◆ Written exercise: Copy each line that contains the string "title".

◆ Given information:
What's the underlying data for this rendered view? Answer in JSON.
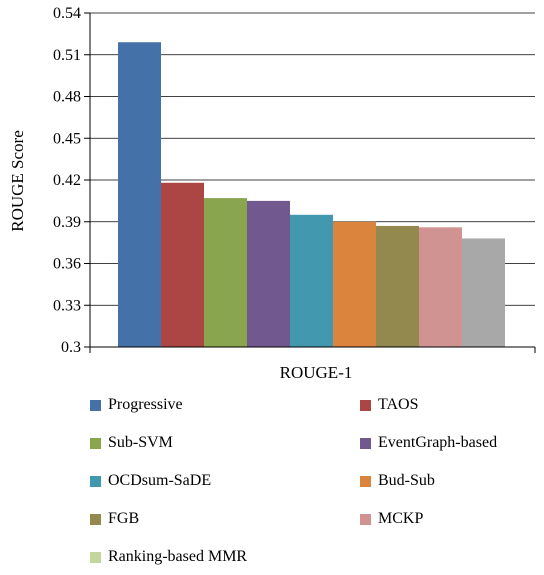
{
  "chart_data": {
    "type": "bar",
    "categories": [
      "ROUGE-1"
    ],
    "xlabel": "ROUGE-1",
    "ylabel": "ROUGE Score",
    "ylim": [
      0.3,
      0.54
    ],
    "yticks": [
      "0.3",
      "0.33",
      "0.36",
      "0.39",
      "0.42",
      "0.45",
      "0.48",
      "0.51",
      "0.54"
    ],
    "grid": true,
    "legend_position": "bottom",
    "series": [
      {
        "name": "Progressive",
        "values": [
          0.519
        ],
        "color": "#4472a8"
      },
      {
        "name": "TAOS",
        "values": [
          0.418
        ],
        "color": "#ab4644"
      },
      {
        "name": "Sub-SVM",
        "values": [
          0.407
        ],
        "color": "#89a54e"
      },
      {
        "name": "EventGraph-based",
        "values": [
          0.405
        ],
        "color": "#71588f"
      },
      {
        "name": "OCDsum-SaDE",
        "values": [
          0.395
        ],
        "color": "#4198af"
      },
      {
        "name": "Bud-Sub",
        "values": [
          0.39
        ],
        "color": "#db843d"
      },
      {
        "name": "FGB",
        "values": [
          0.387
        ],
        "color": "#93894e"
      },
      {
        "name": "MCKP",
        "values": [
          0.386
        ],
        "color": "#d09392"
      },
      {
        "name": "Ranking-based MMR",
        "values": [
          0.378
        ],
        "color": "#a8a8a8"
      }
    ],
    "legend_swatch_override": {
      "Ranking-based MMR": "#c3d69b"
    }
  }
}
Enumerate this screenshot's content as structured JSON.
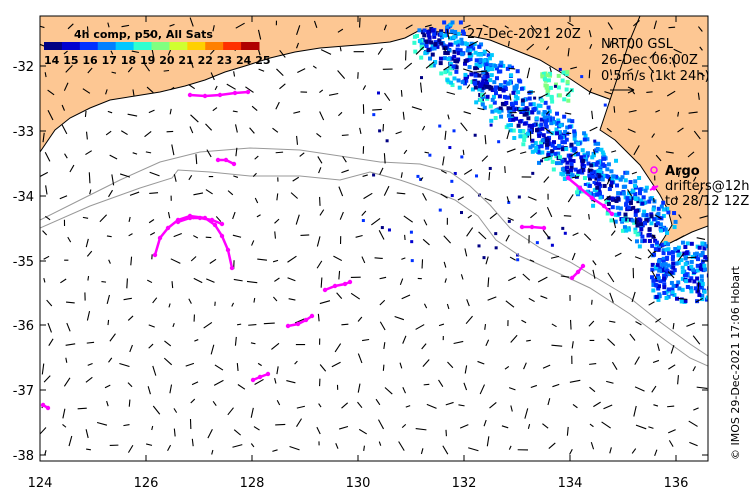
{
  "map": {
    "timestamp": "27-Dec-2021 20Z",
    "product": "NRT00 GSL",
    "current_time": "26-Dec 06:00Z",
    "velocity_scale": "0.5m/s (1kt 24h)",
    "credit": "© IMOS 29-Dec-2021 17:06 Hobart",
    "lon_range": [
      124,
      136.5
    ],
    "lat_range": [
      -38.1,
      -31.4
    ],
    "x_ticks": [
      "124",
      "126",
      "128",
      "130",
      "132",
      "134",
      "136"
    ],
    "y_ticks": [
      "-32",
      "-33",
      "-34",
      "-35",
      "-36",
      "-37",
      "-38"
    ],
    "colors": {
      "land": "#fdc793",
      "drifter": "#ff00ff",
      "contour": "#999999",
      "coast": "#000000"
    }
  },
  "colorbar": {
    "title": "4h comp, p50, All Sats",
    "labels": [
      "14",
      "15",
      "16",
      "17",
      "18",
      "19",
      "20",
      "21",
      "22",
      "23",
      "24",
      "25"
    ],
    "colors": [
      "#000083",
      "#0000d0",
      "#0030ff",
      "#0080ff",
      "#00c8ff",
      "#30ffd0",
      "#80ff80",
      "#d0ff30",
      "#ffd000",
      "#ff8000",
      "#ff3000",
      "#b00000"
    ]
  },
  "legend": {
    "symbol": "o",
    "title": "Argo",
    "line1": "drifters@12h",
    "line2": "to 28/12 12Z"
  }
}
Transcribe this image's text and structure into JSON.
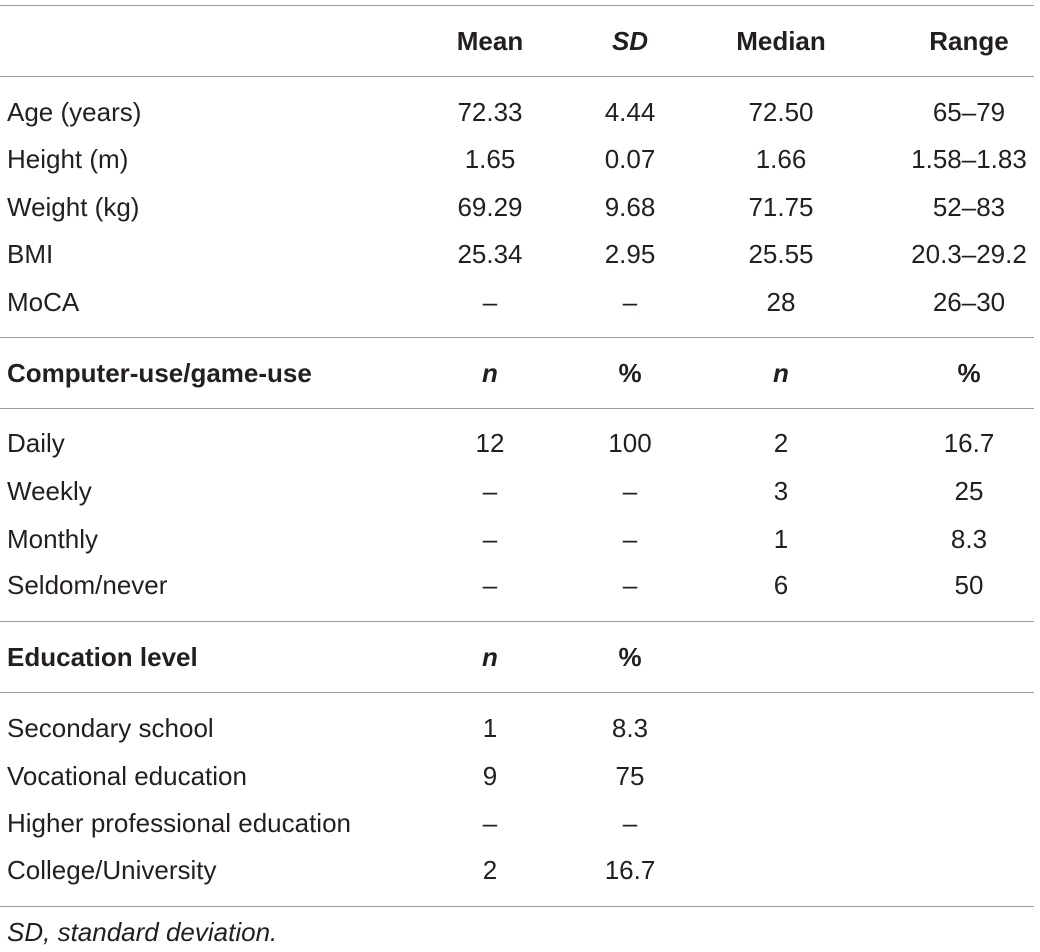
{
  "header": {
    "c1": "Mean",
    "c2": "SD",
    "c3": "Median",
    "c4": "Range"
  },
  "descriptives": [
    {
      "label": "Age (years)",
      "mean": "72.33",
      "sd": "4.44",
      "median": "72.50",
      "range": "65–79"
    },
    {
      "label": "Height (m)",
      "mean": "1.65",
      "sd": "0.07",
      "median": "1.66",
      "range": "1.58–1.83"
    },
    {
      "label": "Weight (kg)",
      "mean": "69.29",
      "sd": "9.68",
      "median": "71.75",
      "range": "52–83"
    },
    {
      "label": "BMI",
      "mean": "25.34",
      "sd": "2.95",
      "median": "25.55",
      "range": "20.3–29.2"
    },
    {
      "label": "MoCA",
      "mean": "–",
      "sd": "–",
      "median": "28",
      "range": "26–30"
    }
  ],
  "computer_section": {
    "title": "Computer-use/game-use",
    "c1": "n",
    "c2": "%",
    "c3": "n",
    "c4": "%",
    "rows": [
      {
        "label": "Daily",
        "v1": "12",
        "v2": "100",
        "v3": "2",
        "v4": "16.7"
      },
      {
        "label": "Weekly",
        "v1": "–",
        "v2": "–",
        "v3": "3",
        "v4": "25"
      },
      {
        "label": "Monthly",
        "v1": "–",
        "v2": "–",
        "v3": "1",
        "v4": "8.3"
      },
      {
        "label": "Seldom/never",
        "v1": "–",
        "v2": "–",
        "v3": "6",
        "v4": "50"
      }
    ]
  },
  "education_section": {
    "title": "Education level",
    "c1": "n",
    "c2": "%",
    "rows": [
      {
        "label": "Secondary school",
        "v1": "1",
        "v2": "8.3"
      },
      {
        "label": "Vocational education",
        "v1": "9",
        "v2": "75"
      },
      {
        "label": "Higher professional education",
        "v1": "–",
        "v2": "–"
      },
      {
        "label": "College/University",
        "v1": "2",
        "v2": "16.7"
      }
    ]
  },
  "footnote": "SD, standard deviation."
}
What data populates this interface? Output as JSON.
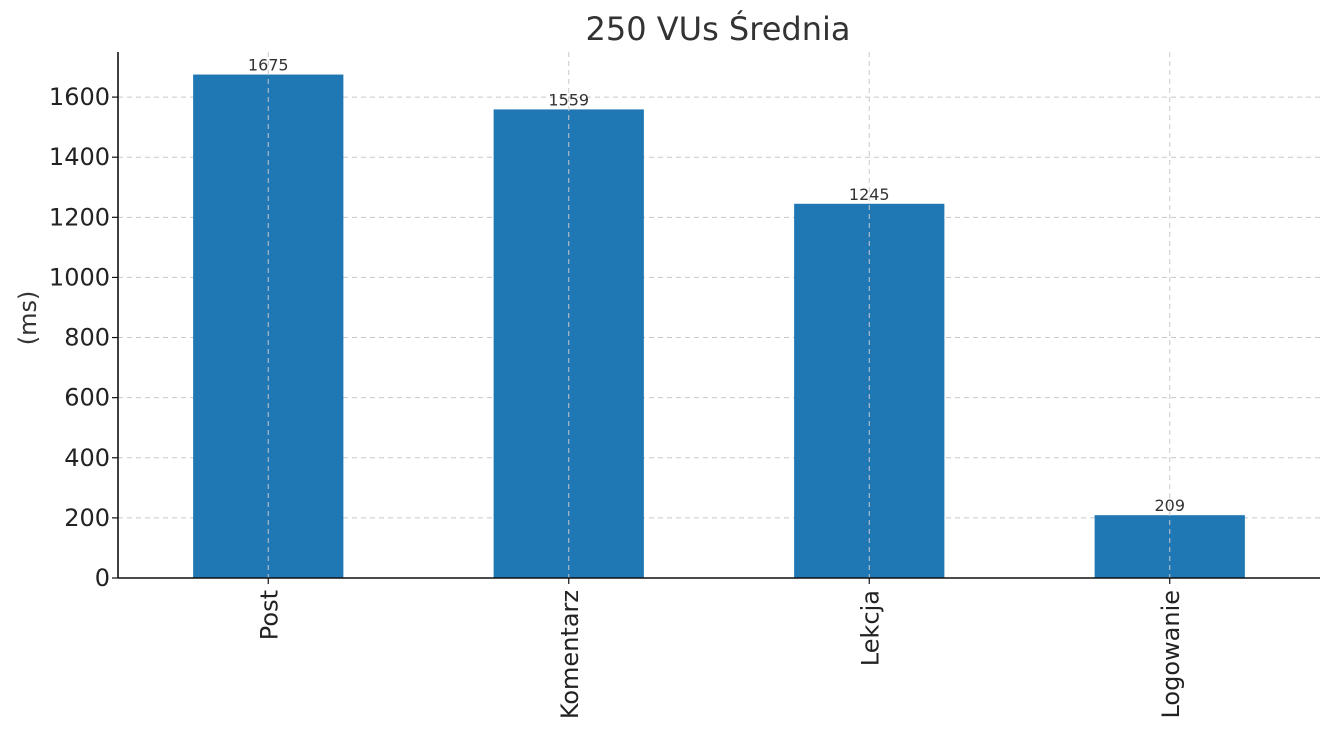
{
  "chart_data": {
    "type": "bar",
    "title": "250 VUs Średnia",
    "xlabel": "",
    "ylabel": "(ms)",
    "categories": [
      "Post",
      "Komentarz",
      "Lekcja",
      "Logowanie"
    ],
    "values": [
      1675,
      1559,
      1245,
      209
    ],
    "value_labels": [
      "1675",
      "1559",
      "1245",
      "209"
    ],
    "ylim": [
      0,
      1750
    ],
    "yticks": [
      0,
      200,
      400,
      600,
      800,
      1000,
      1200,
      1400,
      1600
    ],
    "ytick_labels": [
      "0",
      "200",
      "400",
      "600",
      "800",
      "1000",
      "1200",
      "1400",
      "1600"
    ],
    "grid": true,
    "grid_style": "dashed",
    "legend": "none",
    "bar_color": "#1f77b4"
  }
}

◆ Result of this task:
    "title": "4h comp, p50, All Sats",
    "title": "Argo",
    "title": "Computer-use/game-use",
    "title": "Education level",
    "title": "250 VUs Średnia",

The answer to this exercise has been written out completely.